• _Data supplied_
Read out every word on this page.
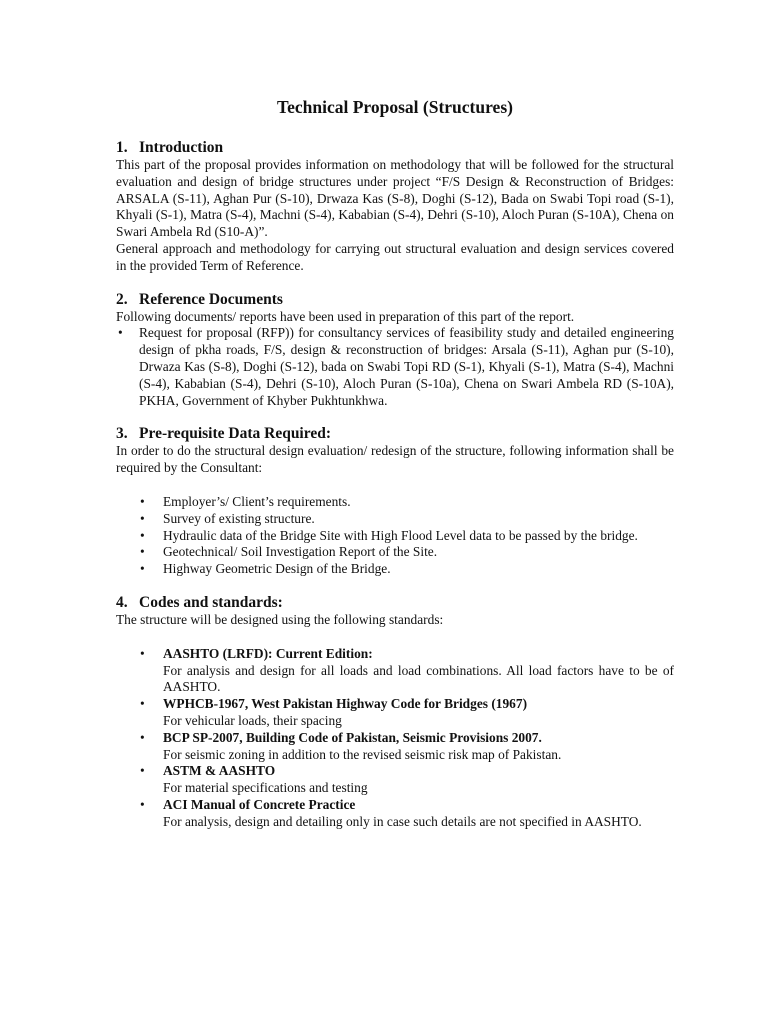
Technical Proposal (Structures)
1. Introduction

This part of the proposal provides information on methodology that will be followed for the structural evaluation and design of bridge structures under project “F/S Design & Reconstruction of Bridges: ARSALA (S-11), Aghan Pur (S-10), Drwaza Kas (S-8), Doghi (S-12), Bada on Swabi Topi road (S-1), Khyali (S-1), Matra (S-4), Machni (S-4), Kababian (S-4), Dehri (S-10), Aloch Puran (S-10A), Chena on Swari Ambela Rd (S10-A)”.

General approach and methodology for carrying out structural evaluation and design services covered in the provided Term of Reference.

2. Reference Documents

Following documents/ reports have been used in preparation of this part of the report.

• Request for proposal (RFP)) for consultancy services of feasibility study and detailed engineering design of pkha roads, F/S, design & reconstruction of bridges: Arsala (S-11), Aghan pur (S-10), Drwaza Kas (S-8), Doghi (S-12), bada on Swabi Topi RD (S-1), Khyali (S-1), Matra (S-4), Machni (S-4), Kababian (S-4), Dehri (S-10), Aloch Puran (S-10a), Chena on Swari Ambela RD (S-10A), PKHA, Government of Khyber Pukhtunkhwa.
3. Pre-requisite Data Required:

In order to do the structural design evaluation/ redesign of the structure, following information shall be required by the Consultant:

• Employer’s/ Client’s requirements.
• Survey of existing structure.
• Hydraulic data of the Bridge Site with High Flood Level data to be passed by the bridge.
• Geotechnical/ Soil Investigation Report of the Site.
• Highway Geometric Design of the Bridge.
4. Codes and standards:

The structure will be designed using the following standards:

• AASHTO (LRFD): Current Edition:
For analysis and design for all loads and load combinations. All load factors have to be of AASHTO.
• WPHCB-1967, West Pakistan Highway Code for Bridges (1967)
For vehicular loads, their spacing
• BCP SP-2007, Building Code of Pakistan, Seismic Provisions 2007.
For seismic zoning in addition to the revised seismic risk map of Pakistan.
• ASTM & AASHTO
For material specifications and testing
• ACI Manual of Concrete Practice
For analysis, design and detailing only in case such details are not specified in AASHTO.
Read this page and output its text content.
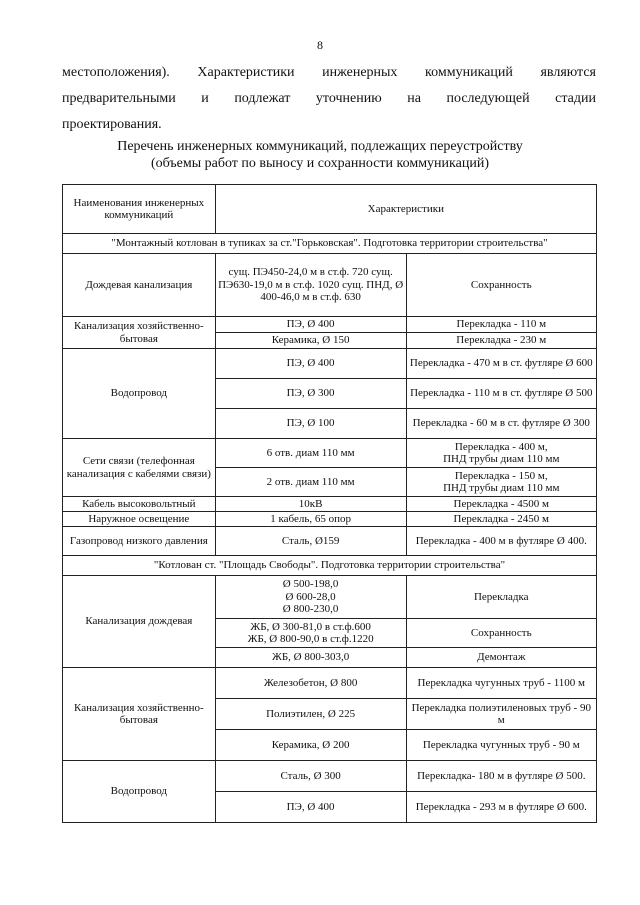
8
местоположения). Характеристики инженерных коммуникаций являются
предварительными и подлежат уточнению на последующей стадии
проектирования.
Перечень инженерных коммуникаций, подлежащих переустройству
(объемы работ по выносу и сохранности коммуникаций)
Наименования инженерных коммуникаций	Характеристики	
"Монтажный котлован в тупиках за ст."Горьковская". Подготовка территории строительства"		
Дождевая канализация	сущ. ПЭ450-24,0 м в ст.ф. 720 сущ. ПЭ630-19,0 м в ст.ф. 1020 сущ. ПНД, Ø 400-46,0 м в ст.ф. 630	Сохранность
Канализация хозяйственно-бытовая	ПЭ, Ø 400	Перекладка - 110 м
	Керамика, Ø 150	Перекладка - 230 м
Водопровод	ПЭ, Ø 400	Перекладка - 470 м в ст. футляре Ø 600
	ПЭ, Ø 300	Перекладка - 110 м в ст. футляре Ø 500
	ПЭ, Ø 100	Перекладка - 60 м в ст. футляре Ø 300
Сети связи (телефонная канализация с кабелями связи)	6 отв. диам 110 мм	Перекладка - 400 м,
ПНД трубы диам 110 мм

	2 отв. диам 110 мм	Перекладка - 150 м,
ПНД трубы диам 110 мм

Кабель высоковольтный	10кВ	Перекладка - 4500 м
Наружное освещение	1 кабель, 65 опор	Перекладка - 2450 м
Газопровод низкого давления	Сталь, Ø159	Перекладка - 400 м в футляре Ø 400.
"Котлован ст. "Площадь Свободы". Подготовка территории строительства"		
Канализация дождевая	Ø 500-198,0
Ø 600-28,0
Ø 800-230,0	Перекладка

	ЖБ, Ø 300-81,0 в ст.ф.600
ЖБ, Ø 800-90,0 в ст.ф.1220	Сохранность
	ЖБ, Ø 800-303,0	Демонтаж
Канализация хозяйственно-бытовая	Железобетон, Ø 800	Перекладка чугунных труб - 1100 м
	Полиэтилен, Ø 225	Перекладка полиэтиленовых труб - 90 м
	Керамика, Ø 200	Перекладка чугунных труб - 90 м
Водопровод	Сталь, Ø 300	Перекладка- 180 м в футляре Ø 500.
	ПЭ, Ø 400	Перекладка - 293 м в футляре Ø 600.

• _The exercise_
Quote every line of the records above exactly; no picture is to be copied.

• _Result of this exercise_
Read out every word on this page.
Technical Proposal (Structures)
1. Introduction

This part of the proposal provides information on methodology that will be followed for the structural evaluation and design of bridge structures under project “F/S Design & Reconstruction of Bridges: ARSALA (S-11), Aghan Pur (S-10), Drwaza Kas (S-8), Doghi (S-12), Bada on Swabi Topi road (S-1), Khyali (S-1), Matra (S-4), Machni (S-4), Kababian (S-4), Dehri (S-10), Aloch Puran (S-10A), Chena on Swari Ambela Rd (S10-A)”.

General approach and methodology for carrying out structural evaluation and design services covered in the provided Term of Reference.

2. Reference Documents

Following documents/ reports have been used in preparation of this part of the report.

• Request for proposal (RFP)) for consultancy services of feasibility study and detailed engineering design of pkha roads, F/S, design & reconstruction of bridges: Arsala (S-11), Aghan pur (S-10), Drwaza Kas (S-8), Doghi (S-12), bada on Swabi Topi RD (S-1), Khyali (S-1), Matra (S-4), Machni (S-4), Kababian (S-4), Dehri (S-10), Aloch Puran (S-10a), Chena on Swari Ambela RD (S-10A), PKHA, Government of Khyber Pukhtunkhwa.
3. Pre-requisite Data Required:

In order to do the structural design evaluation/ redesign of the structure, following information shall be required by the Consultant:

• Employer’s/ Client’s requirements.
• Survey of existing structure.
• Hydraulic data of the Bridge Site with High Flood Level data to be passed by the bridge.
• Geotechnical/ Soil Investigation Report of the Site.
• Highway Geometric Design of the Bridge.
4. Codes and standards:

The structure will be designed using the following standards:

• AASHTO (LRFD): Current Edition:
For analysis and design for all loads and load combinations. All load factors have to be of AASHTO.
• WPHCB-1967, West Pakistan Highway Code for Bridges (1967)
For vehicular loads, their spacing
• BCP SP-2007, Building Code of Pakistan, Seismic Provisions 2007.
For seismic zoning in addition to the revised seismic risk map of Pakistan.
• ASTM & AASHTO
For material specifications and testing
• ACI Manual of Concrete Practice
For analysis, design and detailing only in case such details are not specified in AASHTO.
Read this page and output its text content.
8
местоположения). Характеристики инженерных коммуникаций являются
предварительными и подлежат уточнению на последующей стадии
проектирования.
Перечень инженерных коммуникаций, подлежащих переустройству
(объемы работ по выносу и сохранности коммуникаций)
Наименования инженерных коммуникаций	Характеристики	
"Монтажный котлован в тупиках за ст."Горьковская". Подготовка территории строительства"		
Дождевая канализация	сущ. ПЭ450-24,0 м в ст.ф. 720 сущ. ПЭ630-19,0 м в ст.ф. 1020 сущ. ПНД, Ø 400-46,0 м в ст.ф. 630	Сохранность
Канализация хозяйственно-бытовая	ПЭ, Ø 400	Перекладка - 110 м
	Керамика, Ø 150	Перекладка - 230 м
Водопровод	ПЭ, Ø 400	Перекладка - 470 м в ст. футляре Ø 600
	ПЭ, Ø 300	Перекладка - 110 м в ст. футляре Ø 500
	ПЭ, Ø 100	Перекладка - 60 м в ст. футляре Ø 300
Сети связи (телефонная канализация с кабелями связи)	6 отв. диам 110 мм	Перекладка - 400 м,
ПНД трубы диам 110 мм

	2 отв. диам 110 мм	Перекладка - 150 м,
ПНД трубы диам 110 мм

Кабель высоковольтный	10кВ	Перекладка - 4500 м
Наружное освещение	1 кабель, 65 опор	Перекладка - 2450 м
Газопровод низкого давления	Сталь, Ø159	Перекладка - 400 м в футляре Ø 400.
"Котлован ст. "Площадь Свободы". Подготовка территории строительства"		
Канализация дождевая	Ø 500-198,0
Ø 600-28,0
Ø 800-230,0	Перекладка

	ЖБ, Ø 300-81,0 в ст.ф.600
ЖБ, Ø 800-90,0 в ст.ф.1220	Сохранность
	ЖБ, Ø 800-303,0	Демонтаж
Канализация хозяйственно-бытовая	Железобетон, Ø 800	Перекладка чугунных труб - 1100 м
	Полиэтилен, Ø 225	Перекладка полиэтиленовых труб - 90 м
	Керамика, Ø 200	Перекладка чугунных труб - 90 м
Водопровод	Сталь, Ø 300	Перекладка- 180 м в футляре Ø 500.
	ПЭ, Ø 400	Перекладка - 293 м в футляре Ø 600.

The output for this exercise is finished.